══ FRAGMENT ŹRÓDŁA ══

Przyjęło się, że ślub to uroczystość powiązana z jakąś religią, jednak jest spora rzesza ludzi, którzy z jakiegoś powodu nie chcą tego ważnego dnia świętować w otoczeniu księży, rabinów, czy innych duchownych. Mają prawo, aby ten czas spędzić w taki sposób, w jaki sobie wymarzą. Nie ma presji z niczyjej strony, aby wziąć ślub humanistyczny (niestety jednak często pojawiają się naciski ze strony rodziców, aby ślub był kościelny – „bo co babcia tego nie przeżyje”, a młodzi ludzie ani nie wierzą w jakąkolwiek religię, ani nie mają na to ochoty).

═══
══ BLOK DANYCH ══

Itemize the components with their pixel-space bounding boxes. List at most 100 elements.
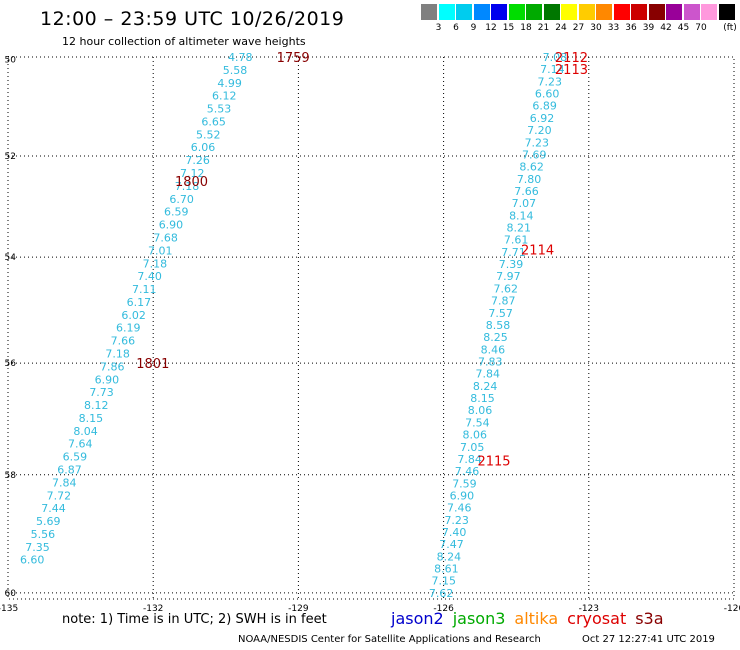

═══

• **POLECENIA**
a) Oceń, czy poniższe stwierdzenia zgadzają się z fragmentem o ślubie humanistycznym. Przy każdym odpowiedz „tak” lub „nie” i przytocz dosłownie rozstrzygające słowa tekstu.
(i) Rodzice często naciskają, aby ślub był kościelny.
(ii) Istnieje presja, aby wziąć ślub humanistyczny.
(iii) Wśród duchownych wymienieni są rabini.
b) Wymień wszystkie konkretne rodzaje duchownych i krewnych, które pojawiają się we fragmencie o ślubie humanistycznym.
c) Przepisz z fragmentu o ślubie humanistycznym tekst zaczynający się od „Przyjęło się, że” i kończący na „na to ochoty).”.

• **ZESTAW ODPOWIEDZI**
a)
(i) Tak: „niestety jednak często pojawiają się naciski ze strony rodziców, aby ślub był kościelny”.
(ii) Nie: „Nie ma presji z niczyjej strony, aby wziąć ślub humanistyczny”.
(iii) Tak: „w otoczeniu księży, rabinów, czy innych duchownych”.

b) księża, rabini, rodzice, babcia

c)
Przyjęło się, że ślub to uroczystość powiązana z jakąś religią, jednak jest spora rzesza ludzi, którzy z jakiegoś powodu nie chcą tego ważnego dnia świętować w otoczeniu księży, rabinów, czy innych duchownych. Mają prawo, aby ten czas spędzić w taki sposób, w jaki sobie wymarzą. Nie ma presji z niczyjej strony, aby wziąć ślub humanistyczny (niestety jednak często pojawiają się naciski ze strony rodziców, aby ślub był kościelny – „bo co babcia tego nie przeżyje”, a młodzi ludzie ani nie wierzą w jakąkolwiek religię, ani nie mają na to ochoty).